┏━━

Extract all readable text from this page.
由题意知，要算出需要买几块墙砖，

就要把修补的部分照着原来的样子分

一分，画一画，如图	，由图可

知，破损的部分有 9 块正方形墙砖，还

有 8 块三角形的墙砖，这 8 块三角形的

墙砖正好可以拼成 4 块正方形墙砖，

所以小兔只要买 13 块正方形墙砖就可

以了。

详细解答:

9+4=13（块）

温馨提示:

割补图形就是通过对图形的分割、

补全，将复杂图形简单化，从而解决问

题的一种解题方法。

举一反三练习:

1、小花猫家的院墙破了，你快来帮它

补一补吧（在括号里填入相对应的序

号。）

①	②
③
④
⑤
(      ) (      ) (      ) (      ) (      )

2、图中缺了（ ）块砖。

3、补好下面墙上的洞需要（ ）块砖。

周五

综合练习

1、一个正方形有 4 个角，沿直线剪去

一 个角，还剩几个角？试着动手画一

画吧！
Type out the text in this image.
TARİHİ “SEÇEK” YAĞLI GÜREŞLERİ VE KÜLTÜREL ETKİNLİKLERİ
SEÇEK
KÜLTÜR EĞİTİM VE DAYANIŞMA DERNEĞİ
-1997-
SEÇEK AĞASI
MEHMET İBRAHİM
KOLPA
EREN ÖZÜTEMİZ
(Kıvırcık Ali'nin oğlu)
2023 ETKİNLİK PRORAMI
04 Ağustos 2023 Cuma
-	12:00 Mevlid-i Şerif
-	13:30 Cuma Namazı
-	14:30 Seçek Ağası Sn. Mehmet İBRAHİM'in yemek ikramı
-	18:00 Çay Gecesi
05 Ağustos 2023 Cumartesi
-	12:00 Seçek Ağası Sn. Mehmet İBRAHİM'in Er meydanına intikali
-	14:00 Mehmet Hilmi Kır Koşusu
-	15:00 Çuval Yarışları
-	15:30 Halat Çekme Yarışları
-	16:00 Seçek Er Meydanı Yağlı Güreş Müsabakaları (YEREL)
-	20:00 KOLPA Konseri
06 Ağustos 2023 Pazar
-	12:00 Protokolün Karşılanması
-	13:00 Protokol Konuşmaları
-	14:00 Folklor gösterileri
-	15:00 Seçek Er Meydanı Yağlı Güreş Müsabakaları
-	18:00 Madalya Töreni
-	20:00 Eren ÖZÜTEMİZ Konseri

┗━━

Given instruction = Tell how many lines of the material above hold "Müsabakaları", answering with a bare number.

Full output = 2